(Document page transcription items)
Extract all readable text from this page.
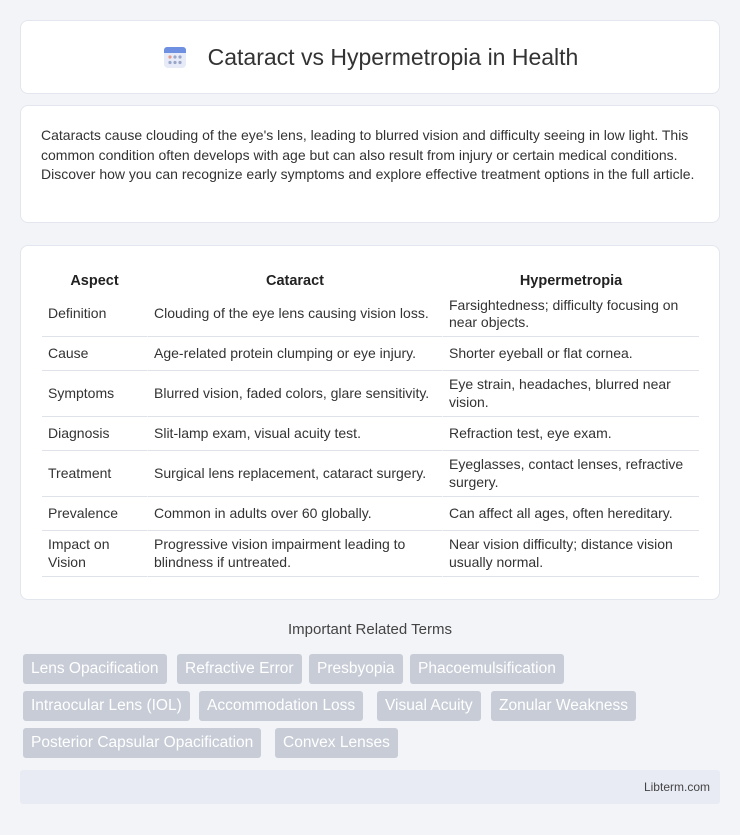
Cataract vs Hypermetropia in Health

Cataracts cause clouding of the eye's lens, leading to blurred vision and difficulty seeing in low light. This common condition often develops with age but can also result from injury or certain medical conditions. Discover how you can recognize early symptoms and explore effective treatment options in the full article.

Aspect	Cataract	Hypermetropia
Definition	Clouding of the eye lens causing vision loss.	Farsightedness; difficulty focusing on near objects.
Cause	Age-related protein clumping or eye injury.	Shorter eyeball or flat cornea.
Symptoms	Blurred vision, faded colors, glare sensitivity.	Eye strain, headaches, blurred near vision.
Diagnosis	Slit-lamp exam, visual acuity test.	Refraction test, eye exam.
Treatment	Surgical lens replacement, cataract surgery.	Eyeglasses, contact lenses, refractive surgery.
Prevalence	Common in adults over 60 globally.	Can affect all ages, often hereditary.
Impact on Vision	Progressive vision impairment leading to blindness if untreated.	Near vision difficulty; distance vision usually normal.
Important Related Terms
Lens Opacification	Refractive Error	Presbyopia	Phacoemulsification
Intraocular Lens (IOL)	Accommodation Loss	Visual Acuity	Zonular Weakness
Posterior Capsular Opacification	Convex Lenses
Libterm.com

What is required:
Copy each line of the records above that carries the word "Hypermetropia".

Result of this task:
Cataract vs Hypermetropia in Health
Aspect	Cataract	Hypermetropia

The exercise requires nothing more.